BEGIN Given records
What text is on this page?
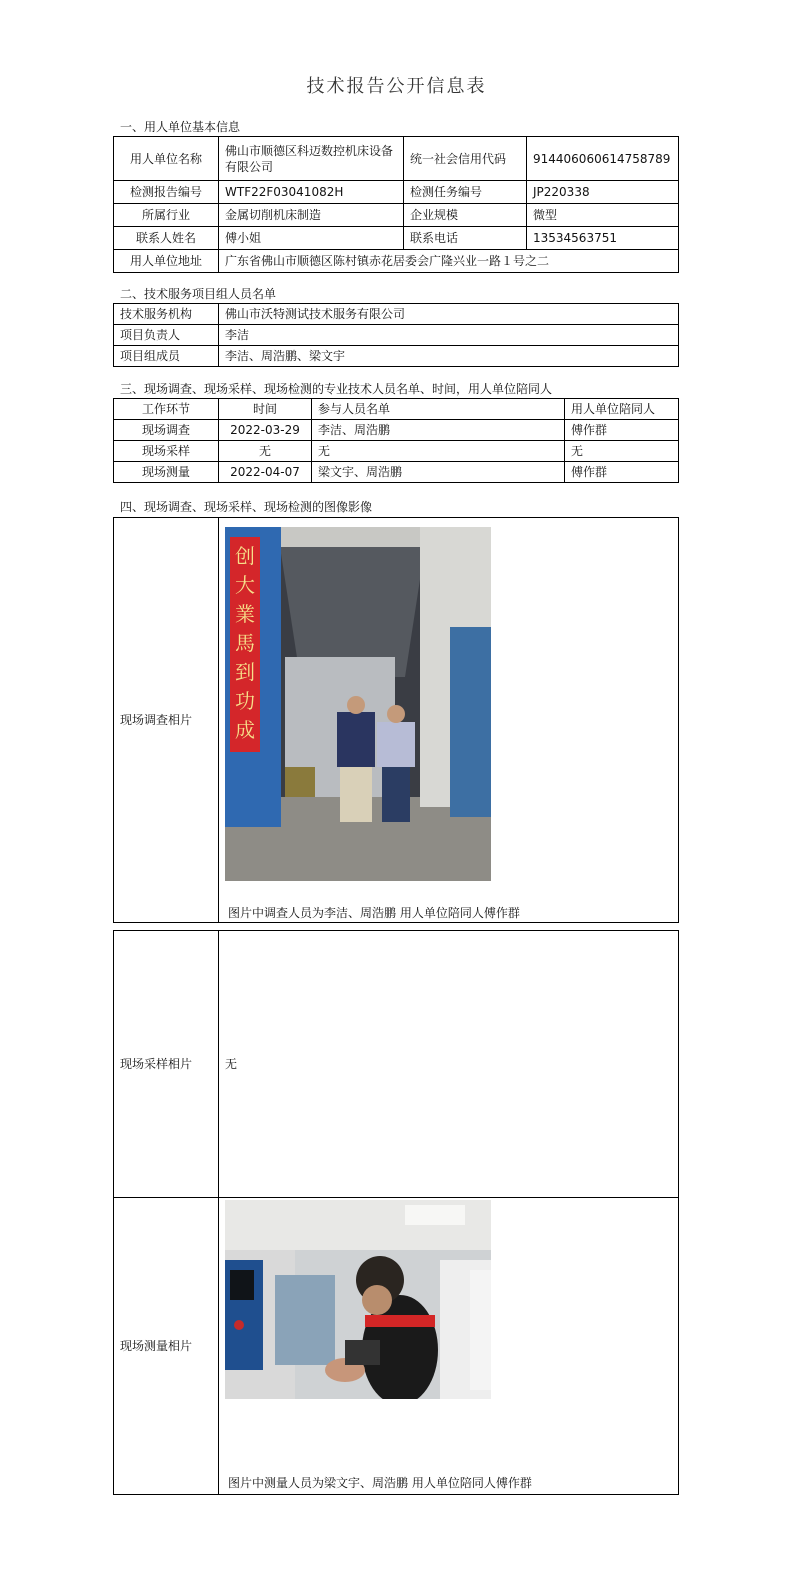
技术报告公开信息表
一、用人单位基本信息
用人单位名称	佛山市顺德区科迈数控机床设备有限公司	统一社会信用代码	914406060614758789
检测报告编号	WTF22F03041082H	检测任务编号	JP220338
所属行业	金属切削机床制造	企业规模	微型
联系人姓名	傅小姐	联系电话	13534563751
用人单位地址	广东省佛山市顺德区陈村镇赤花居委会广隆兴业一路１号之二		
二、技术服务项目组人员名单
技术服务机构	佛山市沃特测试技术服务有限公司
项目负责人	李洁
项目组成员	李洁、周浩鹏、梁文宇
三、现场调查、现场采样、现场检测的专业技术人员名单、时间，用人单位陪同人
工作环节	时间	参与人员名单	用人单位陪同人
现场调查	2022-03-29	李洁、周浩鹏	傅作群
现场采样	无	无	无
现场测量	2022-04-07	梁文宇、周浩鹏	傅作群
四、现场调查、现场采样、现场检测的图像影像
现场调查相片	
创大業馬到功成
图片中调查人员为李洁、周浩鹏 用人单位陪同人傅作群
现场采样相片	无
现场测量相片	
图片中测量人员为梁文宇、周浩鹏 用人单位陪同人傅作群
END Given records
> Your instructions
From the listing above, copy every line that includes the word "用人单位陪同人傅作群".

> Result below
图片中调查人员为李洁、周浩鹏 用人单位陪同人傅作群
图片中测量人员为梁文宇、周浩鹏 用人单位陪同人傅作群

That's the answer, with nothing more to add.